Exercise objective
Reproduce each line that includes the word "Таймер".

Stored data
◆ ◆ ◆ ◆ ◆
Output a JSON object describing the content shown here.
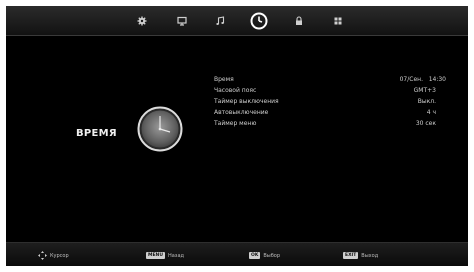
{
  "tabs": [
    {
      "id": "picture",
      "icon": "gear-icon",
      "active": false
    },
    {
      "id": "screen",
      "icon": "monitor-icon",
      "active": false
    },
    {
      "id": "sound",
      "icon": "music-note-icon",
      "active": false
    },
    {
      "id": "time",
      "icon": "clock-icon",
      "active": true
    },
    {
      "id": "lock",
      "icon": "lock-icon",
      "active": false
    },
    {
      "id": "setup",
      "icon": "grid-icon",
      "active": false
    }
  ],
  "section": {
    "title": "ВРЕМЯ",
    "icon": "clock-icon"
  },
  "menu": [
    {
      "label": "Время",
      "value": "07/Сен.   14:30"
    },
    {
      "label": "Часовой пояс",
      "value": "GMT+3"
    },
    {
      "label": "Таймер выключения",
      "value": "Выкл."
    },
    {
      "label": "Автовыключение",
      "value": "4 ч"
    },
    {
      "label": "Таймер меню",
      "value": "30 сек"
    }
  ],
  "footer": {
    "cursor_text": "Курсор",
    "back_key": "MENU",
    "back_text": "Назад",
    "ok_key": "OK",
    "ok_text": "Выбор",
    "exit_key": "EXIT",
    "exit_text": "Выход"
  },
  "colors": {
    "background": "#000000",
    "text": "#cfcfcf",
    "active_tab": "#ffffff"
  }
}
◆ ◆ ◆ ◆ ◆
Final result
      "label": "Таймер выключения",
      "label": "Таймер меню",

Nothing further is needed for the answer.